:: Available records ::

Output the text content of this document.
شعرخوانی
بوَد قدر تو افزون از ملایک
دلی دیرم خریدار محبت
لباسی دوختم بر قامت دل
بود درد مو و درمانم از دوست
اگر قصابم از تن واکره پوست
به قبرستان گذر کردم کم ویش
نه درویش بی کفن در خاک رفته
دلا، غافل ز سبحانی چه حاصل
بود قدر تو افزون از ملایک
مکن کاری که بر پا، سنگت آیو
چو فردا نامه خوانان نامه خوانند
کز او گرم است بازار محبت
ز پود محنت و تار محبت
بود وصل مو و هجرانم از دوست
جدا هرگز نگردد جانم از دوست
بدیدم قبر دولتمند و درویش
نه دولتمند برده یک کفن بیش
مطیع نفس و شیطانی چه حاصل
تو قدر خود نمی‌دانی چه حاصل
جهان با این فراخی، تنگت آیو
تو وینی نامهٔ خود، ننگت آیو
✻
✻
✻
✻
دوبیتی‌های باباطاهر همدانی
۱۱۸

:::

== What is needed ==
Go through the records and print each one exactly.

== Exercise result ==
Output the text content of this document.
شعرخوانی
بوَد قدر تو افزون از ملایک
دلی دیرم خریدار محبت
لباسی دوختم بر قامت دل
بود درد مو و درمانم از دوست
اگر قصابم از تن واکره پوست
به قبرستان گذر کردم کم ویش
نه درویش بی کفن در خاک رفته
دلا، غافل ز سبحانی چه حاصل
بود قدر تو افزون از ملایک
مکن کاری که بر پا، سنگت آیو
چو فردا نامه خوانان نامه خوانند
کز او گرم است بازار محبت
ز پود محنت و تار محبت
بود وصل مو و هجرانم از دوست
جدا هرگز نگردد جانم از دوست
بدیدم قبر دولتمند و درویش
نه دولتمند برده یک کفن بیش
مطیع نفس و شیطانی چه حاصل
تو قدر خود نمی‌دانی چه حاصل
جهان با این فراخی، تنگت آیو
تو وینی نامهٔ خود، ننگت آیو
✻
✻
✻
✻
دوبیتی‌های باباطاهر همدانی
۱۱۸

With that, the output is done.